__Stated exercise__
Give the number of lines containing the word "name", and nothing else.

[START Extracted information]

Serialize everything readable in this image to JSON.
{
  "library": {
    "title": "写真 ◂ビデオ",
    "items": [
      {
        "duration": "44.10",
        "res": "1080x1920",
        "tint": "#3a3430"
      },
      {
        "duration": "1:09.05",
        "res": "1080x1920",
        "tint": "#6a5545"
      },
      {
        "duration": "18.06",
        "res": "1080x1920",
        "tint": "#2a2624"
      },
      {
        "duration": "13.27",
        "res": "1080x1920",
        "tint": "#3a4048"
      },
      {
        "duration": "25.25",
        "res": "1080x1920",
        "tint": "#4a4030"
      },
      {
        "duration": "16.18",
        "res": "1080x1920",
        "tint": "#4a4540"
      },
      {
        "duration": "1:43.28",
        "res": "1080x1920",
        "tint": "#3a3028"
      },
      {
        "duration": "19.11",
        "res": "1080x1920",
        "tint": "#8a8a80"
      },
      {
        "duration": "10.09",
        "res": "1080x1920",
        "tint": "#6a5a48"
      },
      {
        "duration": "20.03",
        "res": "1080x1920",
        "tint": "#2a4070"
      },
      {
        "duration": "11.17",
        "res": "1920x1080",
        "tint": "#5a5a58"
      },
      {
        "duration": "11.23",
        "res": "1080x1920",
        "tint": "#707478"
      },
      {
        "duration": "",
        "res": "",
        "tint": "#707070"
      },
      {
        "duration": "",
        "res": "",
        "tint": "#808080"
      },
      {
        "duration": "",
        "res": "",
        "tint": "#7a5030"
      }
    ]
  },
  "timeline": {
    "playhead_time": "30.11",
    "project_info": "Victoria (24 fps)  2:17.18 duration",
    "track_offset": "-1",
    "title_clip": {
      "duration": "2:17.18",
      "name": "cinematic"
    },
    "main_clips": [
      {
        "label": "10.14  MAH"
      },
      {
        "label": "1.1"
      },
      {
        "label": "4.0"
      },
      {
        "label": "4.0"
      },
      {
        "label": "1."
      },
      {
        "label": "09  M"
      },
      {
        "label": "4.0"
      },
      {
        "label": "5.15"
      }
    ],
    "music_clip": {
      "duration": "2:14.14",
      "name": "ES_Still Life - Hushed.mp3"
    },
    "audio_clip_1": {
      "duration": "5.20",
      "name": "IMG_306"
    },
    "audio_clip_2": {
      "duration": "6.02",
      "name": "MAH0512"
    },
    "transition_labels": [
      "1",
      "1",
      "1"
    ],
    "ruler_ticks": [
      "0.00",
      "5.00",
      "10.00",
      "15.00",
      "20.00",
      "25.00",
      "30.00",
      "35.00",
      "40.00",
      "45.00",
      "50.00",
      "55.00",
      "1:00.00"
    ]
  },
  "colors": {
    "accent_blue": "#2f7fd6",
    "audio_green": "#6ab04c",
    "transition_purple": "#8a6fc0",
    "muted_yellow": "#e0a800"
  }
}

[END Extracted information]

__Output__
4